◆ Exercises to complete
• A. Using the passage on computing slope from LiDAR data, judge whether each statement agrees with it: (i) cell size affected the slope mean more than LiDAR posting density did; (ii) slope mean varied with post-spacing according to a logarithmic function; (iii) the gap between modeled slope mean and slope mean grew as spatial resolution increased. Give yes or no for each, quoting the deciding words.
• B. The passage on computing slope from LiDAR data names DEM derivatives that interpolation techniques influence. List every one of them.
• C. Pick up the passage on computing slope from LiDAR data after its final sentence and extend it.

◆ Text provided
Main steps for slope calculation. a An example of LiDAR point clouds, b interpolated grid, and c definition of variables for calculating slope on a single facet (Pradhan and Sameen 2017)

The triangle in Fig. 4c is utilized to compute slope from an interpolated grid. Slope is defined by the vectors (S1, S2),
$$S_{1} = \frac{{z_{0} - z_{1} }}{{d_{1} }}$$
$$S_{2} = \frac{{z_{1} - z_{2} }}{{d_{2} }}.$$
In which z i denotes the elevations between pixels and d i denotes the distances between pixels, as illustrated in Fig. 4c. Then slope magnitude and direction is calculated as below:
$$S = \sqrt {S_{1}^{2} + S_{2}^{2} }$$
$$r = \tan^{ - 1} \frac{{S_{1} }}{{S_{2} }}$$
in which S is slope magnitude, r is slope direction, and (S1, S2) are vectors that represent the downward slope.

Chow and Hodgson (2009) analyzed the impact of LiDAR post-spacing and DEM resolution on the estimation of slope mean. Their analysis revealed that the variation between modeled slope mean and slope mean decreased with increasing spatial resolution and point density of DEM. They noticed that the relation of the slope mean with different post-spacing and cell size suggested a linear and a logarithmic function, respectively, for all research regions. In addition, cell size had a more important impact on the slope mean than the posting densities of LiDAR. Moreover, their research also suggested that interpolation techniques and their parameters considerably influenced the generation of DEM, and subsequently, other derivatives such as slope, aspect, and curvature.

◆ Data excerpts
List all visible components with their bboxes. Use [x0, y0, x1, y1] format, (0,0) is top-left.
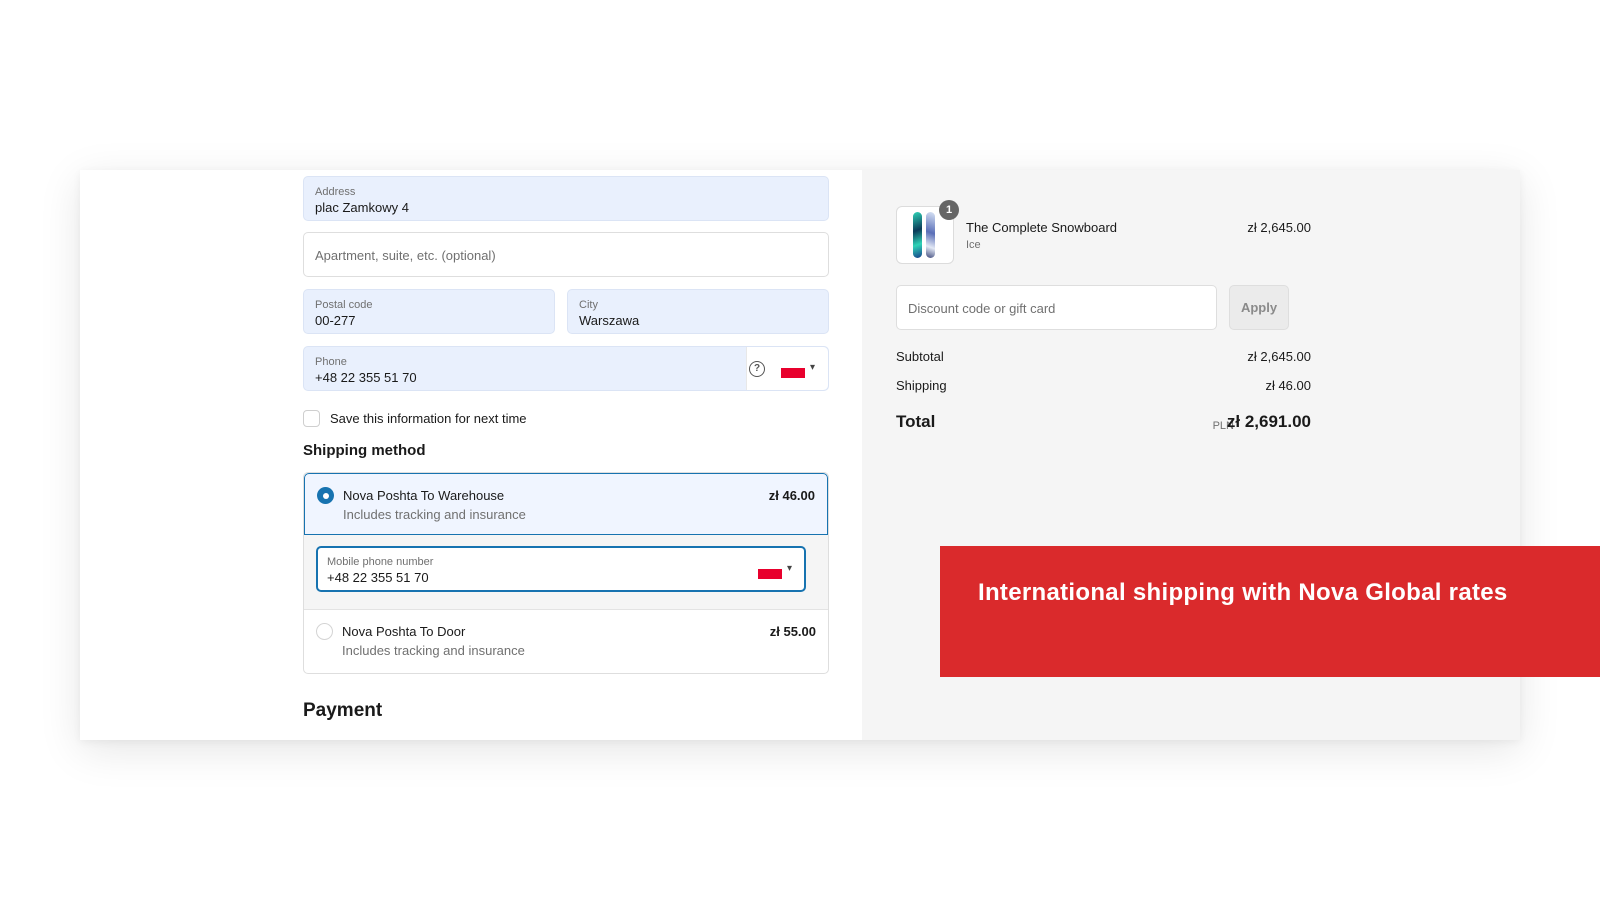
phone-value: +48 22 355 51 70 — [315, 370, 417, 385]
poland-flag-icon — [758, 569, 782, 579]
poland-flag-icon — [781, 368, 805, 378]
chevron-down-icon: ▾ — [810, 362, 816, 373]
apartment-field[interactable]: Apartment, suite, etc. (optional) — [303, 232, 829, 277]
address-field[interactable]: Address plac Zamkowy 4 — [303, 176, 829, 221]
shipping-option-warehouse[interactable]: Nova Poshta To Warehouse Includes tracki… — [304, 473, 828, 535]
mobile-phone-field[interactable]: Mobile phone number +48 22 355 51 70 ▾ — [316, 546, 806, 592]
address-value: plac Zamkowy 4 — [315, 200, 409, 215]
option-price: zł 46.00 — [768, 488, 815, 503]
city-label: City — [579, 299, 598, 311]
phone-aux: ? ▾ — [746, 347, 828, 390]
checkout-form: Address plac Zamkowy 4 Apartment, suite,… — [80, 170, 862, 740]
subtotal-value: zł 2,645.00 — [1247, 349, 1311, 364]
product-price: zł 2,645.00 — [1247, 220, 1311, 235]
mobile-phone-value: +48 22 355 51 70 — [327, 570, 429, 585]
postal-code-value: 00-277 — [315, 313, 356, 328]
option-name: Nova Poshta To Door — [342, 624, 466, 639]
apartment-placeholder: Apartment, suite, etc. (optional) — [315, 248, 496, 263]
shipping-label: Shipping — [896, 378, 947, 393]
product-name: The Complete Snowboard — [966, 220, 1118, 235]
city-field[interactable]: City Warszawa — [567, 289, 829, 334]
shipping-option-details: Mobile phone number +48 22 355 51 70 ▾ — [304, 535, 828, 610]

◆ The responses
• A.
(i) Yes: "cell size had a more important impact on the slope mean than the posting densities of LiDAR"
(ii) No: "the relation of the slope mean with different post-spacing and cell size suggested a linear and a logarithmic function, respectively"
(iii) No: "the variation between modeled slope mean and slope mean decreased with increasing spatial resolution and point density of DEM"

• B. slope, aspect, curvature

• C.
In another paper, Chen et al. (2016) performed a research on the relation between slope angle and landslide size. Their findings revealed that as slope angle increased, potential slide size or sliding mass volume decreased. In contrast, another research based on numerical simulation carried out by Katz et al. (2014) suggested that more material could fragment for a specified material strength in steeper slope, and thus, the produced landslides could be bigger. Such contradictions suggest that considerable controls for slope angle affect the landslides size for a particular material strength.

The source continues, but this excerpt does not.